■ **Input records**:
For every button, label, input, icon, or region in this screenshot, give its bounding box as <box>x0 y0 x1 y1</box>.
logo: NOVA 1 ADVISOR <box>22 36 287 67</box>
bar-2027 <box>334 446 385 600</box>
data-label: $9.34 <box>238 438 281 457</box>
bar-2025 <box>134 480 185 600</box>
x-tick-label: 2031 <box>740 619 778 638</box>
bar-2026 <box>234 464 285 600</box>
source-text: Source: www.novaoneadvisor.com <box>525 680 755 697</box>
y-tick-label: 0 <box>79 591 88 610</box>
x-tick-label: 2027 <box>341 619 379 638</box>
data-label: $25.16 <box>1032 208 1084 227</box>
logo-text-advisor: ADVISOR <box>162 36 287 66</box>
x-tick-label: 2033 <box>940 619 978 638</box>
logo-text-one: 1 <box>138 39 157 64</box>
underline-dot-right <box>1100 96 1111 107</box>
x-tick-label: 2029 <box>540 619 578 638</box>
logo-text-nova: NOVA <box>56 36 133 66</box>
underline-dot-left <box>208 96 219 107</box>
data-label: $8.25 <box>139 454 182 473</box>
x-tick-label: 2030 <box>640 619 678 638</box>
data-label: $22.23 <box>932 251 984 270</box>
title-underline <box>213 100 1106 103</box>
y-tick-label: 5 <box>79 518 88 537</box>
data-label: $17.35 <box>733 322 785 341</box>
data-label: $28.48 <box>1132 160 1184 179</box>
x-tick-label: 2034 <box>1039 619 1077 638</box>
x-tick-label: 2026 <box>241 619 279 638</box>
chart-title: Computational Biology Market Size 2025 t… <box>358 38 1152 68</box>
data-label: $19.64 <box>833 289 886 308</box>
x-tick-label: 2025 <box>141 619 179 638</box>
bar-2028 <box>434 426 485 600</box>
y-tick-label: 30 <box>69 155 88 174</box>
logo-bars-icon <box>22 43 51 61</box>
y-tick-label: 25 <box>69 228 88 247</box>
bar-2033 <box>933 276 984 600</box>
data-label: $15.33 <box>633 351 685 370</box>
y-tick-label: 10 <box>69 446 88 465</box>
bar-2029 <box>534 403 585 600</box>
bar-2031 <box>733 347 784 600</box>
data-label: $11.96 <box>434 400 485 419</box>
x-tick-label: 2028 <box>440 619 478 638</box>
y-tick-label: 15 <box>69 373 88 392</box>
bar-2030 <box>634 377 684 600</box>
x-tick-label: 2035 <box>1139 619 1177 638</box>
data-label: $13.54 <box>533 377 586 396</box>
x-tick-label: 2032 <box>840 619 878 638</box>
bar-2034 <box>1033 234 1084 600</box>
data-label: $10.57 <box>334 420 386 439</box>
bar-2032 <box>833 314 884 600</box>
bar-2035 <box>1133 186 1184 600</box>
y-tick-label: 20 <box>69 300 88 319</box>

--

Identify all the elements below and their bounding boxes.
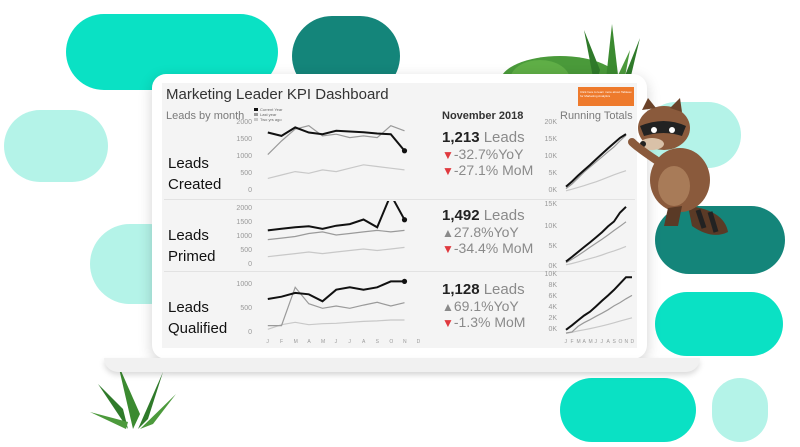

■ **Given instruction**: Arrange everything from the line containing "For every button, label, input, icon, or" down to the line containing "x-tick-label: 2026 <box>241 619 279 638</box>" as a two-column CSV with the headers instruction and reply, with one CSV line per row. Put each field in quotation marks and turn line breaks into spaces.

■ **Response to this exercise**:
instruction,reply
"For every button, label, input, icon, or region in this screenshot, give its bounding box as <box>x0 y0 x1 y1</box>.","logo: NOVA 1 ADVISOR <box>22 36 287 67</box> bar-2027 <box>334 446 385 600</box> data-label: $9.34 <box>238 438 281 457</box> bar-2025 <box>134 480 185 600</box> x-tick-label: 2031 <box>740 619 778 638</box> bar-2026 <box>234 464 285 600</box> source-text: Source: www.novaoneadvisor.com <box>525 680 755 697</box> y-tick-label: 0 <box>79 591 88 610</box> x-tick-label: 2027 <box>341 619 379 638</box> data-label: $25.16 <box>1032 208 1084 227</box> logo-text-advisor: ADVISOR <box>162 36 287 66</box> x-tick-label: 2033 <box>940 619 978 638</box> logo-text-one: 1 <box>138 39 157 64</box> underline-dot-right <box>1100 96 1111 107</box> x-tick-label: 2029 <box>540 619 578 638</box> logo-text-nova: NOVA <box>56 36 133 66</box> underline-dot-left <box>208 96 219 107</box> data-label: $8.25 <box>139 454 182 473</box> x-tick-label: 2030 <box>640 619 678 638</box> data-label: $22.23 <box>932 251 984 270</box> title-underline <box>213 100 1106 103</box> y-tick-label: 5 <box>79 518 88 537</box> data-label: $17.35 <box>733 322 785 341</box> data-label: $28.48 <box>1132 160 1184 179</box> x-tick-label: 2034 <box>1039 619 1077 638</box> x-tick-label: 2026 <box>241 619 279 638</box>"